## STATED GOAL
Nothing but the line with "Transcribe this image's" and the lines after it, through the end of the records below, is to be repeated, exactly as it is.

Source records
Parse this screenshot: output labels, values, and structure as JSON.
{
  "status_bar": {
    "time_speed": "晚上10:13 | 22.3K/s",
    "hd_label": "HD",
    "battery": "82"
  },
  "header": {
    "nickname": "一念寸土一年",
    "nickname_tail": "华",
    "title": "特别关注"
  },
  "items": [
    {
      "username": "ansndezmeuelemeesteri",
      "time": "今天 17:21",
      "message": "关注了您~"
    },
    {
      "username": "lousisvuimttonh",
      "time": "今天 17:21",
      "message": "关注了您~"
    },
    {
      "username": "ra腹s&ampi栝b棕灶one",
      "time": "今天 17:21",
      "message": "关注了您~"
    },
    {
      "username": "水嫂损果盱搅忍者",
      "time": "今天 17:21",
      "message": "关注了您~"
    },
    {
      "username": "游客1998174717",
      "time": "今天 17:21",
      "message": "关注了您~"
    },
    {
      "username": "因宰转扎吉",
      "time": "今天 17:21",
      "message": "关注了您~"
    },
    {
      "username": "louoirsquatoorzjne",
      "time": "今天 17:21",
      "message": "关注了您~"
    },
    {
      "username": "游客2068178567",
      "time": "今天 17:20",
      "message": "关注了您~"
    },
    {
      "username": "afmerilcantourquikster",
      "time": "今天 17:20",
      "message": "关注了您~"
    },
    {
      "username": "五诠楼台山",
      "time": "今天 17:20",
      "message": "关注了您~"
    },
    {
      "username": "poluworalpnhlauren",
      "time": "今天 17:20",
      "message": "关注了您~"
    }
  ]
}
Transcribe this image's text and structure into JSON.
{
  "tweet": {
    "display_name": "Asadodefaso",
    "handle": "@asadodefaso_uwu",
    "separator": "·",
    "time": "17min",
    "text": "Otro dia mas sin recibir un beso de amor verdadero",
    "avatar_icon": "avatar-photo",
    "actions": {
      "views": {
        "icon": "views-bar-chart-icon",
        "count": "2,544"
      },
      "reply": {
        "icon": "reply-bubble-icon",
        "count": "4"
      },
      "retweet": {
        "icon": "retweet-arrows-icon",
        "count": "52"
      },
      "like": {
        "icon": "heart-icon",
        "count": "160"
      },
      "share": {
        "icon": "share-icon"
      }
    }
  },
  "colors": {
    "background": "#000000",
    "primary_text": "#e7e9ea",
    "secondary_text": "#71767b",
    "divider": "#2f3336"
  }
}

## OUTPUT
Transcribe this image's text and structure into JSON.
{
  "tweet": {
    "display_name": "Asadodefaso",
    "handle": "@asadodefaso_uwu",
    "separator": "·",
    "time": "17min",
    "text": "Otro dia mas sin recibir un beso de amor verdadero",
    "avatar_icon": "avatar-photo",
    "actions": {
      "views": {
        "icon": "views-bar-chart-icon",
        "count": "2,544"
      },
      "reply": {
        "icon": "reply-bubble-icon",
        "count": "4"
      },
      "retweet": {
        "icon": "retweet-arrows-icon",
        "count": "52"
      },
      "like": {
        "icon": "heart-icon",
        "count": "160"
      },
      "share": {
        "icon": "share-icon"
      }
    }
  },
  "colors": {
    "background": "#000000",
    "primary_text": "#e7e9ea",
    "secondary_text": "#71767b",
    "divider": "#2f3336"
  }
}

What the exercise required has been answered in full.